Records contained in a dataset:
§ §
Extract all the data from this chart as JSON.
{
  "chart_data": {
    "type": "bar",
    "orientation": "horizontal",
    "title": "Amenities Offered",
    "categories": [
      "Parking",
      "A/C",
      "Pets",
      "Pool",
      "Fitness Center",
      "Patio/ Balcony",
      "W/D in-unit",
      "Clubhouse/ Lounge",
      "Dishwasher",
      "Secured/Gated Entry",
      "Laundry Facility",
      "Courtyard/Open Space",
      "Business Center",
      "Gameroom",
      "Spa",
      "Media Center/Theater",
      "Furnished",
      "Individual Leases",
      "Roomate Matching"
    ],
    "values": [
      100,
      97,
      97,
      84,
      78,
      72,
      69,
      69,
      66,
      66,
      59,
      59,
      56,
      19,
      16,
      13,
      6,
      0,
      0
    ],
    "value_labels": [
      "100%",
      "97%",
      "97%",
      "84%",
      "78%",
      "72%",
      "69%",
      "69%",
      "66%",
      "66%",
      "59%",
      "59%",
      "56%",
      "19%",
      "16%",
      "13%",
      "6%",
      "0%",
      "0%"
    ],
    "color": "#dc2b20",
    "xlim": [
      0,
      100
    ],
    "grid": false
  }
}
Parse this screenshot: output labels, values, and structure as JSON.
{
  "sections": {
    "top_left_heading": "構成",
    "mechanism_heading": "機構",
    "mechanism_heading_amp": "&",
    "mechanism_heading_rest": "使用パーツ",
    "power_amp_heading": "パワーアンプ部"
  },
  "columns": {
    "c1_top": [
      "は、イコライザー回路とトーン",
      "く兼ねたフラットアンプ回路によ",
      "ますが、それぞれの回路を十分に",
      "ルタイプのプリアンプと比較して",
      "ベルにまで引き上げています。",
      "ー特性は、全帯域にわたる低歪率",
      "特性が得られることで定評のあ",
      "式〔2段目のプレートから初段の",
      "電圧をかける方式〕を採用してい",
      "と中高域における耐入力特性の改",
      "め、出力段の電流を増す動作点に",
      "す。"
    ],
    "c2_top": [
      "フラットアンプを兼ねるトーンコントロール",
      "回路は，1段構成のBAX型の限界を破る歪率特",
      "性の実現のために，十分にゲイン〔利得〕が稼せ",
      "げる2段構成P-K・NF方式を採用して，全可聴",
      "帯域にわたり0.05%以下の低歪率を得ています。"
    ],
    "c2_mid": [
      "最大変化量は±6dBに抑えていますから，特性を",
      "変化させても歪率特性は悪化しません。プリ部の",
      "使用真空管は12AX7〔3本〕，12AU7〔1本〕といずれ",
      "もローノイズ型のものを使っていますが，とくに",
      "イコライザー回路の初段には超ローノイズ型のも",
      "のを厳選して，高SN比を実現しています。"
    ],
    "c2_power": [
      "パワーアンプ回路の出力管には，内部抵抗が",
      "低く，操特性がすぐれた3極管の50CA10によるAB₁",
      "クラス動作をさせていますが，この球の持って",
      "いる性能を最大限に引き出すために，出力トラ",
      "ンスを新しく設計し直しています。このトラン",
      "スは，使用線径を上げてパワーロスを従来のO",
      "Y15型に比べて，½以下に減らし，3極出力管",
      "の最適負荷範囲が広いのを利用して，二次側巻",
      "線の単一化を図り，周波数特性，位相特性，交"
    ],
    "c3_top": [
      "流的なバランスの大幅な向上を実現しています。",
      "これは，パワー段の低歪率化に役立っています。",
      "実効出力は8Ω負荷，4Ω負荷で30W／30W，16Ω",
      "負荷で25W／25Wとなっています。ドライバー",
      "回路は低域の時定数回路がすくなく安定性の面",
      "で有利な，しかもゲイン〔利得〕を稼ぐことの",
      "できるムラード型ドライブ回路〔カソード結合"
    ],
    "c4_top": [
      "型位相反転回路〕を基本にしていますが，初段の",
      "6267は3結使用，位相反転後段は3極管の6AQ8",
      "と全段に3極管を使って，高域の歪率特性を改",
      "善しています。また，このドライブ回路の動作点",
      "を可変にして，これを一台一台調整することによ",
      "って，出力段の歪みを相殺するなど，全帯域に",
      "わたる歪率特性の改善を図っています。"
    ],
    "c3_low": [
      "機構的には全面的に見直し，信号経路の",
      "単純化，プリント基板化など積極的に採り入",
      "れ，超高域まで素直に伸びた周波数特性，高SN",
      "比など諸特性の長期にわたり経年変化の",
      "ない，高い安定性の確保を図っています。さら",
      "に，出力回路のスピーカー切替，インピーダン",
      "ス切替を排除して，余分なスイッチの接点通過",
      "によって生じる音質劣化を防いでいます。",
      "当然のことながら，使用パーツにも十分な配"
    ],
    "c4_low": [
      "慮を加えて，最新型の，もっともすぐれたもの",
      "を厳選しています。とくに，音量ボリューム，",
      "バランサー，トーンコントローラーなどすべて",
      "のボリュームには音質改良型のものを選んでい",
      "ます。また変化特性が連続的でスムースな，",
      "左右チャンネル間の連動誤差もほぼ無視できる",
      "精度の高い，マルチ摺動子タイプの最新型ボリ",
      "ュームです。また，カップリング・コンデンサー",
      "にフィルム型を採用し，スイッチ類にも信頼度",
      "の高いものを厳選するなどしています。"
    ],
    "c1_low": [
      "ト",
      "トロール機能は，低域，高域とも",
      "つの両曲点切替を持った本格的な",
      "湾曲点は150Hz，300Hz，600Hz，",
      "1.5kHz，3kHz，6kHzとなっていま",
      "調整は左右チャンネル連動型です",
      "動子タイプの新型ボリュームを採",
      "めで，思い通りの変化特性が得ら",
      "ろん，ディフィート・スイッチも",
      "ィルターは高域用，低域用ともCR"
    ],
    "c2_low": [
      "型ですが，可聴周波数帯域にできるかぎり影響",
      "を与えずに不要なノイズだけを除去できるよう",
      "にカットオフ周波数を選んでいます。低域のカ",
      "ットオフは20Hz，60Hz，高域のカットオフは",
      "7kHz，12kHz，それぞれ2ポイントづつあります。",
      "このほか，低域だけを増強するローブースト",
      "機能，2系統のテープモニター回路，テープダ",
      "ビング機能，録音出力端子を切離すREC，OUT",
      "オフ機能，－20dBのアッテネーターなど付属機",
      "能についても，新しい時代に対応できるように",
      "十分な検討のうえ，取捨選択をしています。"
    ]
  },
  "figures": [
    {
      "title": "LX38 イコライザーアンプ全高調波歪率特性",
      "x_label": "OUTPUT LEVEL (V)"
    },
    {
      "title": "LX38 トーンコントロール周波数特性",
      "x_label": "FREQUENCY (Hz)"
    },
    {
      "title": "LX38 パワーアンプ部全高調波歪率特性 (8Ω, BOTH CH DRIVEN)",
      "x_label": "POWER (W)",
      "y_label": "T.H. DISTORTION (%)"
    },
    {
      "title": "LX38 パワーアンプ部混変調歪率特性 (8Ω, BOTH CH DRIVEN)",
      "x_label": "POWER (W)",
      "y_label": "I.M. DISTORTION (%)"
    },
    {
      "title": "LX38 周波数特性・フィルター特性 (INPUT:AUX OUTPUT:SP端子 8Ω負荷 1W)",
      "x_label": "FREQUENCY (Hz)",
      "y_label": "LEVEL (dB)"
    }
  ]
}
§ §
■ Task objective: Find every line that has "JSON" in it, then return those lines.

■ Worked answer:
Extract all the data from this chart as JSON.
Parse this screenshot: output labels, values, and structure as JSON.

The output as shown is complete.